═══ RECORD EXTRACTS ═══
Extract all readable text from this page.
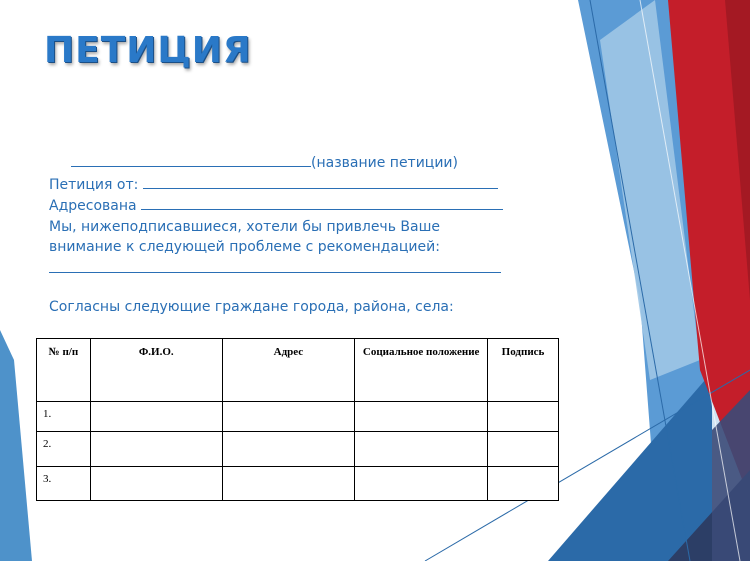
ПЕТИЦИЯ
(название петиции)
Петиция от:
Адресована
Мы, нижеподписавшиеся, хотели бы привлечь Ваше
внимание к следующей проблеме с рекомендацией:
Согласны следующие граждане города, района, села:
№ п/п	Ф.И.О.	Адрес	Социальное положение	Подпись
1.				
2.				
3.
═══
### WHAT TO PRODUCE:
Copy the records above exactly, leaving out every picture.

### EXERCISE SOLUTION:
Extract all readable text from this page.
ПЕТИЦИЯ
(название петиции)
Петиция от:
Адресована
Мы, нижеподписавшиеся, хотели бы привлечь Ваше
внимание к следующей проблеме с рекомендацией:
Согласны следующие граждане города, района, села:
№ п/п	Ф.И.О.	Адрес	Социальное положение	Подпись
1.				
2.				
3.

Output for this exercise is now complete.